WRITTEN TASK: Where a line contains the word "waar", copy that line.

LISTED ENTRIES:
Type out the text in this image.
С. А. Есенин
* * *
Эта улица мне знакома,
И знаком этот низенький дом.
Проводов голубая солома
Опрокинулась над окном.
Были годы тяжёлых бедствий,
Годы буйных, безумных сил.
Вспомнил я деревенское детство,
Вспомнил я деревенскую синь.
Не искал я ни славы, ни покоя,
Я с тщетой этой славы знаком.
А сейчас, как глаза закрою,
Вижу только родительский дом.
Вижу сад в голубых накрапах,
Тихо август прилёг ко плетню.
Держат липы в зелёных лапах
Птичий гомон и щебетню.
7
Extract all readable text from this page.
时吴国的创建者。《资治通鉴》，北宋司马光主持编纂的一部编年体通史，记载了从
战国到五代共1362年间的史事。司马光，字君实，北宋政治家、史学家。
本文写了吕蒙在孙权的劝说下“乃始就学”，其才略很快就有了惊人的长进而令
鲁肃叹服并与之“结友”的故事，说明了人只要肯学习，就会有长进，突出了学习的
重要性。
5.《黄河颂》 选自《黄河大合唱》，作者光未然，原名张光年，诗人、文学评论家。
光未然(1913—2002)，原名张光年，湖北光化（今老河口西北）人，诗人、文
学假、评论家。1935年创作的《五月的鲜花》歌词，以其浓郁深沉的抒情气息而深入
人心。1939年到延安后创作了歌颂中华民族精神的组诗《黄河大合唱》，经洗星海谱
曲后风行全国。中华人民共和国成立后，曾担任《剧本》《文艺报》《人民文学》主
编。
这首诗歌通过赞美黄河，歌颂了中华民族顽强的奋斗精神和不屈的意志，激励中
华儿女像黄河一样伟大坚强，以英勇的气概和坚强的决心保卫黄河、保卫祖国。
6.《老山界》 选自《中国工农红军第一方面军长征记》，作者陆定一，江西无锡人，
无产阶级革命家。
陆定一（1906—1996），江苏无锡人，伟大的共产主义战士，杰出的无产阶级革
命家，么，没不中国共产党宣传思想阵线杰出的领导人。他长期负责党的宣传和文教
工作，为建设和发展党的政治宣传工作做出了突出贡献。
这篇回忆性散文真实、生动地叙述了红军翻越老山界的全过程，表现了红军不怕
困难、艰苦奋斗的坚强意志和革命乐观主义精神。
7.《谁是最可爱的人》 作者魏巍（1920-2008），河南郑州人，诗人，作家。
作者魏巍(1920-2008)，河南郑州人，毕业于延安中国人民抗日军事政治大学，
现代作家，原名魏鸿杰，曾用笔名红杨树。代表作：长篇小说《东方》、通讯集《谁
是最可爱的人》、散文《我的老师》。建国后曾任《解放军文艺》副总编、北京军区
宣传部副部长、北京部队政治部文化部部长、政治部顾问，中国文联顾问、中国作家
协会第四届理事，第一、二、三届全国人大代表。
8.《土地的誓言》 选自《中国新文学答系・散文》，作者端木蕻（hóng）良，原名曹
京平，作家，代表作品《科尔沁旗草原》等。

* * *

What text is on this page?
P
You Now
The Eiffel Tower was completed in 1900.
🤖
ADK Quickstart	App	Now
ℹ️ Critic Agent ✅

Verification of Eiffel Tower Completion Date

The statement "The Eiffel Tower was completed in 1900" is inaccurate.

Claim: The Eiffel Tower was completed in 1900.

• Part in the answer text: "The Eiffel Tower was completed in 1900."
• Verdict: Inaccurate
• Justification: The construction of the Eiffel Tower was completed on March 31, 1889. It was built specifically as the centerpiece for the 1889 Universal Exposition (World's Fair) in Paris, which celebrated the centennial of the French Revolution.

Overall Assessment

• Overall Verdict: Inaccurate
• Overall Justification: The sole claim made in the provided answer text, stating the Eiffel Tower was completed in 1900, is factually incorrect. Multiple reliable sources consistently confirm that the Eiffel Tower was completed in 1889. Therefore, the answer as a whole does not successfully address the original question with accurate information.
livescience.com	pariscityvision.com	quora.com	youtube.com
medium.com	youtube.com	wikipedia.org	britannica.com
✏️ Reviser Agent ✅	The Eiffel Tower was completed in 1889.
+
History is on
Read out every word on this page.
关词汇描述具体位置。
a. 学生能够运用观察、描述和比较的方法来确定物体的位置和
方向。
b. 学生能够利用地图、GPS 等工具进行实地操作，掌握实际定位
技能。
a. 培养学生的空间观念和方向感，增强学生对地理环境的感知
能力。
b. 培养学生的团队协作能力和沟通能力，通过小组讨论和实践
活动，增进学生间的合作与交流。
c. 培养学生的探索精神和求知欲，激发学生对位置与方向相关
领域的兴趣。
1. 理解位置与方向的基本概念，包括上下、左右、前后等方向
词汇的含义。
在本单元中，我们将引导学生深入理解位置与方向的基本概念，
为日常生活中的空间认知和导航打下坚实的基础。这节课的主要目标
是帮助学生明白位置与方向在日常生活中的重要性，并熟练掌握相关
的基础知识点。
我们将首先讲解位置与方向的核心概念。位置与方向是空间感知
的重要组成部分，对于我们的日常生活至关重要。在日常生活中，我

...

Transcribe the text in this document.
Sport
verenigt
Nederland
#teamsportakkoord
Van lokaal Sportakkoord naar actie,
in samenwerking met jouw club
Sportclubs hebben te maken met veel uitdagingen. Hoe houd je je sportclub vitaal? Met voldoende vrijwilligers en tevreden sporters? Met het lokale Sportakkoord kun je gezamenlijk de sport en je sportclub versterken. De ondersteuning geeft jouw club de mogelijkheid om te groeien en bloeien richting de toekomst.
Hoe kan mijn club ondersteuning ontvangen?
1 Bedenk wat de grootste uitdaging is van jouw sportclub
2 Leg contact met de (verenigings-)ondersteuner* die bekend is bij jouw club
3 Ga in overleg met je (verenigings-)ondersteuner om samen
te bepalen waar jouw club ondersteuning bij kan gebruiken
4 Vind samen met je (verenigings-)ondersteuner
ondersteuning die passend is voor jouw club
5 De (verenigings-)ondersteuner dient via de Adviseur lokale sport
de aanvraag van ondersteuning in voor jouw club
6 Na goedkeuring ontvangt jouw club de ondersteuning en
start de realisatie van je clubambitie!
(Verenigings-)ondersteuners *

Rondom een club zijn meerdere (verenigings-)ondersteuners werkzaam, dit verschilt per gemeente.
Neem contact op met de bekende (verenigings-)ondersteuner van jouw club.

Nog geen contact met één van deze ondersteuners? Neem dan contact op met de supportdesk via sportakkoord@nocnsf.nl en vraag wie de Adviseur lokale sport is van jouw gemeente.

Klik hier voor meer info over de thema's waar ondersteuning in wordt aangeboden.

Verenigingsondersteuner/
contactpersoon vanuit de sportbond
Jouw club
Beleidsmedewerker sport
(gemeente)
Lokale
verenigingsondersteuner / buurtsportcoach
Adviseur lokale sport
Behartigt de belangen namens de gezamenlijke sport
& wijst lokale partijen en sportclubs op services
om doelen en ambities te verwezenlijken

ANSWER FOR THIS EXERCISE:
te bepalen waar jouw club ondersteuning bij kan gebruiken
Klik hier voor meer info over de thema's waar ondersteuning in wordt aangeboden.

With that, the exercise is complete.